**Given request**
Write out, precisely and in full, each line of the material.

Raw records

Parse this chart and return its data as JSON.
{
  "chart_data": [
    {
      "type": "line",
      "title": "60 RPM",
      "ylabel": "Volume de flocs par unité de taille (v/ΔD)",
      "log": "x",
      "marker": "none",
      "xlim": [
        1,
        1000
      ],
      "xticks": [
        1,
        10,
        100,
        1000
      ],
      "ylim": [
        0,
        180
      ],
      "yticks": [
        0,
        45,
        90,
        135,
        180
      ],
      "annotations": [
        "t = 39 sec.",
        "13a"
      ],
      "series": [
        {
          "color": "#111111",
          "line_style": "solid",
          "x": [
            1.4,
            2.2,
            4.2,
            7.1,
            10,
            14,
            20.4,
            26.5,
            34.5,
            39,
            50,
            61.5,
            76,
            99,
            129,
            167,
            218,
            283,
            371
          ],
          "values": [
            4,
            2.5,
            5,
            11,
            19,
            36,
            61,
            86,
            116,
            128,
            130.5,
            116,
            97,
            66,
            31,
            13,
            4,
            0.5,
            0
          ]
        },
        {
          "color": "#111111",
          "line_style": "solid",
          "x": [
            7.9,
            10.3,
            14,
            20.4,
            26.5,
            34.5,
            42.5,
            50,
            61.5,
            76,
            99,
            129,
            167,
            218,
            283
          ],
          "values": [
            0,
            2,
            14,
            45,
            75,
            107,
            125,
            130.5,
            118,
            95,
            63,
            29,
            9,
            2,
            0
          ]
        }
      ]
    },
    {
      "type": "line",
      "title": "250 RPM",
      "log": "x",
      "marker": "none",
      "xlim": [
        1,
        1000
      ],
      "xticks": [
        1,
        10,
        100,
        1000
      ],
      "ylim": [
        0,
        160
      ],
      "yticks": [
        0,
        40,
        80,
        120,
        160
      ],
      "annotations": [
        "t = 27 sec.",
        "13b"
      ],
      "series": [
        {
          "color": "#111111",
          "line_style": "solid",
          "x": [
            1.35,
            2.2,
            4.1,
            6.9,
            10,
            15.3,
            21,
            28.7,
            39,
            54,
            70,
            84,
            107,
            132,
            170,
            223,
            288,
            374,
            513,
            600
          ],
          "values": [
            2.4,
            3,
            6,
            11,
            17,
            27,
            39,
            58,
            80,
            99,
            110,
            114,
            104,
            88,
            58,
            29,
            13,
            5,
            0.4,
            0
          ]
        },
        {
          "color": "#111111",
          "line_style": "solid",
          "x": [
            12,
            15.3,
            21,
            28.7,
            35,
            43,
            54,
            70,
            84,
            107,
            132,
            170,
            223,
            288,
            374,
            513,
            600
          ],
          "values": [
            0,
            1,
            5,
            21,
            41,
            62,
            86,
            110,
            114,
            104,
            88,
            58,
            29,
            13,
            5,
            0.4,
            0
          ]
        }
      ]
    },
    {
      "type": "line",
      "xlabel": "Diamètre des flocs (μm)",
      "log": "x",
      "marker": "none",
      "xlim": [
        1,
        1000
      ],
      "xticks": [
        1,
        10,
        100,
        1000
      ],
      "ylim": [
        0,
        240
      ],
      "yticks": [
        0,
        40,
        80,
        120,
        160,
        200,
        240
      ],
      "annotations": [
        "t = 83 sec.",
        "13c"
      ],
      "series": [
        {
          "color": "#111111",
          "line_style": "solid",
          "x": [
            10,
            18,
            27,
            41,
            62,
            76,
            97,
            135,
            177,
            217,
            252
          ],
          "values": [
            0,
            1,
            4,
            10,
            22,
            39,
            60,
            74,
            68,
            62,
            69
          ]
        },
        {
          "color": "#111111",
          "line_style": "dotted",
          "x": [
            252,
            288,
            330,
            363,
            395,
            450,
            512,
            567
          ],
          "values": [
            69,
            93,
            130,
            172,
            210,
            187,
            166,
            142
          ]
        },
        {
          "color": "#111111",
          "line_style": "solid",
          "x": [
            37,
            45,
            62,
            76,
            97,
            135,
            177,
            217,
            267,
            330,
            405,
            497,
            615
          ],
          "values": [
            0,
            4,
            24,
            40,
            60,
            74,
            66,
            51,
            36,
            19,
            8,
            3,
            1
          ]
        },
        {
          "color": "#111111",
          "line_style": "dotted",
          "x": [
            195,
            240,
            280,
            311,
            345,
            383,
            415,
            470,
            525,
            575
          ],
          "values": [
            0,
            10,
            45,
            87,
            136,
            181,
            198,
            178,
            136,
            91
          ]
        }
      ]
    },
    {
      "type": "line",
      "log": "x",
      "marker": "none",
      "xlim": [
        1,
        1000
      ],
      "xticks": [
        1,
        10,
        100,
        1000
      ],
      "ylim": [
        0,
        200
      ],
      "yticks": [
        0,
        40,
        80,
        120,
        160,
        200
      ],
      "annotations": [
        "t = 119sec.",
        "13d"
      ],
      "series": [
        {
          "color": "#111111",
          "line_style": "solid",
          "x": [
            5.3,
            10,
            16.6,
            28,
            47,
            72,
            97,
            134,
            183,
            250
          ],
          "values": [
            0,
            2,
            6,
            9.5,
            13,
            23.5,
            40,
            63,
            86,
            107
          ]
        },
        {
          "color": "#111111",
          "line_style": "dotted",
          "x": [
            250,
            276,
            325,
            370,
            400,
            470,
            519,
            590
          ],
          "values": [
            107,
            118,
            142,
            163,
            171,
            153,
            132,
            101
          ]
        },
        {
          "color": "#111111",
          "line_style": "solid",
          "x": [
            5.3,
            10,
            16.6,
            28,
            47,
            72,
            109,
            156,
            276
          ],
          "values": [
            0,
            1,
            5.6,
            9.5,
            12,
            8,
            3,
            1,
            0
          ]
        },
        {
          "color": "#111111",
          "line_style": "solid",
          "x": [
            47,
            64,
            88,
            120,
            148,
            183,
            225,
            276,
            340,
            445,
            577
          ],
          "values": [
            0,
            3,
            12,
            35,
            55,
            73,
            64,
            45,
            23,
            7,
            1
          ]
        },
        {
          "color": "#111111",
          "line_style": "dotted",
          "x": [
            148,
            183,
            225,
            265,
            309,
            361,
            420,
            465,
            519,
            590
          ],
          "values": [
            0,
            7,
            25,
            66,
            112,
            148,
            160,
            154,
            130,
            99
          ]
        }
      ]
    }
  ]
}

**Result of the exercise**
Parse this chart and return its data as JSON.
{
  "chart_data": [
    {
      "type": "line",
      "title": "60 RPM",
      "ylabel": "Volume de flocs par unité de taille (v/ΔD)",
      "log": "x",
      "marker": "none",
      "xlim": [
        1,
        1000
      ],
      "xticks": [
        1,
        10,
        100,
        1000
      ],
      "ylim": [
        0,
        180
      ],
      "yticks": [
        0,
        45,
        90,
        135,
        180
      ],
      "annotations": [
        "t = 39 sec.",
        "13a"
      ],
      "series": [
        {
          "color": "#111111",
          "line_style": "solid",
          "x": [
            1.4,
            2.2,
            4.2,
            7.1,
            10,
            14,
            20.4,
            26.5,
            34.5,
            39,
            50,
            61.5,
            76,
            99,
            129,
            167,
            218,
            283,
            371
          ],
          "values": [
            4,
            2.5,
            5,
            11,
            19,
            36,
            61,
            86,
            116,
            128,
            130.5,
            116,
            97,
            66,
            31,
            13,
            4,
            0.5,
            0
          ]
        },
        {
          "color": "#111111",
          "line_style": "solid",
          "x": [
            7.9,
            10.3,
            14,
            20.4,
            26.5,
            34.5,
            42.5,
            50,
            61.5,
            76,
            99,
            129,
            167,
            218,
            283
          ],
          "values": [
            0,
            2,
            14,
            45,
            75,
            107,
            125,
            130.5,
            118,
            95,
            63,
            29,
            9,
            2,
            0
          ]
        }
      ]
    },
    {
      "type": "line",
      "title": "250 RPM",
      "log": "x",
      "marker": "none",
      "xlim": [
        1,
        1000
      ],
      "xticks": [
        1,
        10,
        100,
        1000
      ],
      "ylim": [
        0,
        160
      ],
      "yticks": [
        0,
        40,
        80,
        120,
        160
      ],
      "annotations": [
        "t = 27 sec.",
        "13b"
      ],
      "series": [
        {
          "color": "#111111",
          "line_style": "solid",
          "x": [
            1.35,
            2.2,
            4.1,
            6.9,
            10,
            15.3,
            21,
            28.7,
            39,
            54,
            70,
            84,
            107,
            132,
            170,
            223,
            288,
            374,
            513,
            600
          ],
          "values": [
            2.4,
            3,
            6,
            11,
            17,
            27,
            39,
            58,
            80,
            99,
            110,
            114,
            104,
            88,
            58,
            29,
            13,
            5,
            0.4,
            0
          ]
        },
        {
          "color": "#111111",
          "line_style": "solid",
          "x": [
            12,
            15.3,
            21,
            28.7,
            35,
            43,
            54,
            70,
            84,
            107,
            132,
            170,
            223,
            288,
            374,
            513,
            600
          ],
          "values": [
            0,
            1,
            5,
            21,
            41,
            62,
            86,
            110,
            114,
            104,
            88,
            58,
            29,
            13,
            5,
            0.4,
            0
          ]
        }
      ]
    },
    {
      "type": "line",
      "xlabel": "Diamètre des flocs (μm)",
      "log": "x",
      "marker": "none",
      "xlim": [
        1,
        1000
      ],
      "xticks": [
        1,
        10,
        100,
        1000
      ],
      "ylim": [
        0,
        240
      ],
      "yticks": [
        0,
        40,
        80,
        120,
        160,
        200,
        240
      ],
      "annotations": [
        "t = 83 sec.",
        "13c"
      ],
      "series": [
        {
          "color": "#111111",
          "line_style": "solid",
          "x": [
            10,
            18,
            27,
            41,
            62,
            76,
            97,
            135,
            177,
            217,
            252
          ],
          "values": [
            0,
            1,
            4,
            10,
            22,
            39,
            60,
            74,
            68,
            62,
            69
          ]
        },
        {
          "color": "#111111",
          "line_style": "dotted",
          "x": [
            252,
            288,
            330,
            363,
            395,
            450,
            512,
            567
          ],
          "values": [
            69,
            93,
            130,
            172,
            210,
            187,
            166,
            142
          ]
        },
        {
          "color": "#111111",
          "line_style": "solid",
          "x": [
            37,
            45,
            62,
            76,
            97,
            135,
            177,
            217,
            267,
            330,
            405,
            497,
            615
          ],
          "values": [
            0,
            4,
            24,
            40,
            60,
            74,
            66,
            51,
            36,
            19,
            8,
            3,
            1
          ]
        },
        {
          "color": "#111111",
          "line_style": "dotted",
          "x": [
            195,
            240,
            280,
            311,
            345,
            383,
            415,
            470,
            525,
            575
          ],
          "values": [
            0,
            10,
            45,
            87,
            136,
            181,
            198,
            178,
            136,
            91
          ]
        }
      ]
    },
    {
      "type": "line",
      "log": "x",
      "marker": "none",
      "xlim": [
        1,
        1000
      ],
      "xticks": [
        1,
        10,
        100,
        1000
      ],
      "ylim": [
        0,
        200
      ],
      "yticks": [
        0,
        40,
        80,
        120,
        160,
        200
      ],
      "annotations": [
        "t = 119sec.",
        "13d"
      ],
      "series": [
        {
          "color": "#111111",
          "line_style": "solid",
          "x": [
            5.3,
            10,
            16.6,
            28,
            47,
            72,
            97,
            134,
            183,
            250
          ],
          "values": [
            0,
            2,
            6,
            9.5,
            13,
            23.5,
            40,
            63,
            86,
            107
          ]
        },
        {
          "color": "#111111",
          "line_style": "dotted",
          "x": [
            250,
            276,
            325,
            370,
            400,
            470,
            519,
            590
          ],
          "values": [
            107,
            118,
            142,
            163,
            171,
            153,
            132,
            101
          ]
        },
        {
          "color": "#111111",
          "line_style": "solid",
          "x": [
            5.3,
            10,
            16.6,
            28,
            47,
            72,
            109,
            156,
            276
          ],
          "values": [
            0,
            1,
            5.6,
            9.5,
            12,
            8,
            3,
            1,
            0
          ]
        },
        {
          "color": "#111111",
          "line_style": "solid",
          "x": [
            47,
            64,
            88,
            120,
            148,
            183,
            225,
            276,
            340,
            445,
            577
          ],
          "values": [
            0,
            3,
            12,
            35,
            55,
            73,
            64,
            45,
            23,
            7,
            1
          ]
        },
        {
          "color": "#111111",
          "line_style": "dotted",
          "x": [
            148,
            183,
            225,
            265,
            309,
            361,
            420,
            465,
            519,
            590
          ],
          "values": [
            0,
            7,
            25,
            66,
            112,
            148,
            160,
            154,
            130,
            99
          ]
        }
      ]
    }
  ]
}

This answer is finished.